# Records provided:
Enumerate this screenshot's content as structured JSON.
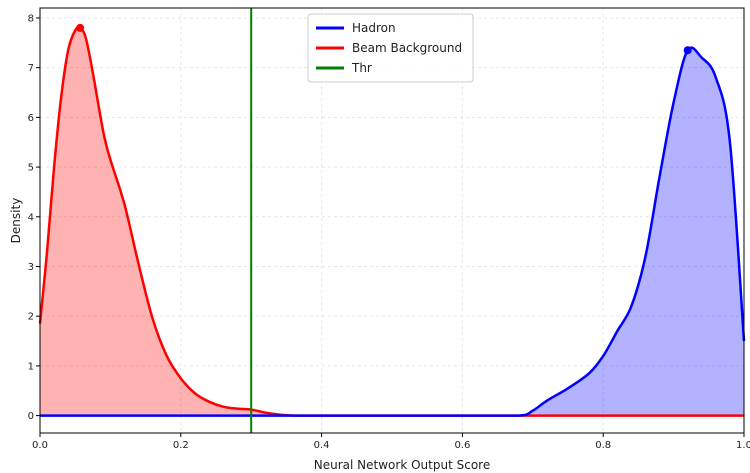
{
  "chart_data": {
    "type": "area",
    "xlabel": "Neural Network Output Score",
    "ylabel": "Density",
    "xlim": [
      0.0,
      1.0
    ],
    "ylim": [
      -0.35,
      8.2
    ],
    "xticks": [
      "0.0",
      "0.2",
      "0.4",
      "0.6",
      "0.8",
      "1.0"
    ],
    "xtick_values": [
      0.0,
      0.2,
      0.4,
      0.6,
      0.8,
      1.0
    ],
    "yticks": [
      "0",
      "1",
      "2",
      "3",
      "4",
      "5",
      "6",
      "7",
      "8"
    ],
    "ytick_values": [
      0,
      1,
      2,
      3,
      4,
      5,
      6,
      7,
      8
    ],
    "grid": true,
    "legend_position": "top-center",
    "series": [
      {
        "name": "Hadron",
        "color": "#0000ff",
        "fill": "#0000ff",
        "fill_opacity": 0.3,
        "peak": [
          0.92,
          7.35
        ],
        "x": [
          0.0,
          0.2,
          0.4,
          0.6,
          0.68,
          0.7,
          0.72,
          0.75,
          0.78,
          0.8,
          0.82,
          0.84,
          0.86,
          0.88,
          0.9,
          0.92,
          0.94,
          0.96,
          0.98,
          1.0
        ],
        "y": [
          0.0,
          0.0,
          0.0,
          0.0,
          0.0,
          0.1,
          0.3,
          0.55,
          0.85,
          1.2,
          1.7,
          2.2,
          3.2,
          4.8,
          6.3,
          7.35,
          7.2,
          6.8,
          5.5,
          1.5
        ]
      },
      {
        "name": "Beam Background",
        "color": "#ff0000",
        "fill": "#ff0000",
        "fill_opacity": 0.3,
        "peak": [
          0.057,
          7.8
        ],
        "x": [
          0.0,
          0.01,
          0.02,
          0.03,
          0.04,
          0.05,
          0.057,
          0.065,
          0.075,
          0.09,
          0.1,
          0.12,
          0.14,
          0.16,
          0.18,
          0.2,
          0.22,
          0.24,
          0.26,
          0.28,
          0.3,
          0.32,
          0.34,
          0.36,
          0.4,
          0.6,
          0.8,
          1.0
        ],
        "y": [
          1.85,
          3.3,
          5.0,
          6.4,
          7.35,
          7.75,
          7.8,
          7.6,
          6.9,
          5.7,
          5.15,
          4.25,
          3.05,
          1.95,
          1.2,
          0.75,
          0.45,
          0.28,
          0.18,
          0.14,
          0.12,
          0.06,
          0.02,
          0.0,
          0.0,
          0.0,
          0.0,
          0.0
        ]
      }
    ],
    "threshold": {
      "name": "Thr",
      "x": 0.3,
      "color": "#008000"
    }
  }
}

==

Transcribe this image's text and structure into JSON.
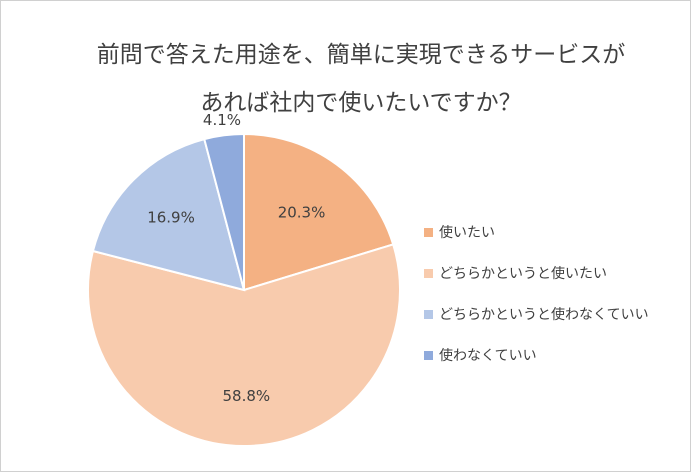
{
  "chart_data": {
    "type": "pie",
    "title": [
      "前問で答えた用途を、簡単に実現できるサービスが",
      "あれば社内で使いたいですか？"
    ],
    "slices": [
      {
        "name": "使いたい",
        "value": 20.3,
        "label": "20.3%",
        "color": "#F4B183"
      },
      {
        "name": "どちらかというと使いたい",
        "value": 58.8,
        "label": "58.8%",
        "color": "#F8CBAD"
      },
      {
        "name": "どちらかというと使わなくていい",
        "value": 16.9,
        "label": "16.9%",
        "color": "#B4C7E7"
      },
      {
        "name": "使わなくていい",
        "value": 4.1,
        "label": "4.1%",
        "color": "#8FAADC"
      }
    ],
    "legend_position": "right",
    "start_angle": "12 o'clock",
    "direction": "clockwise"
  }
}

# Exercise aim:
Find the string "color" in the entries above and return each line that holds it.

# Task response:
        "color": "#0000ff",
        "color": "#ff0000",
      "color": "#008000"
        "color": "#F4B183"
        "color": "#F8CBAD"
        "color": "#B4C7E7"
        "color": "#8FAADC"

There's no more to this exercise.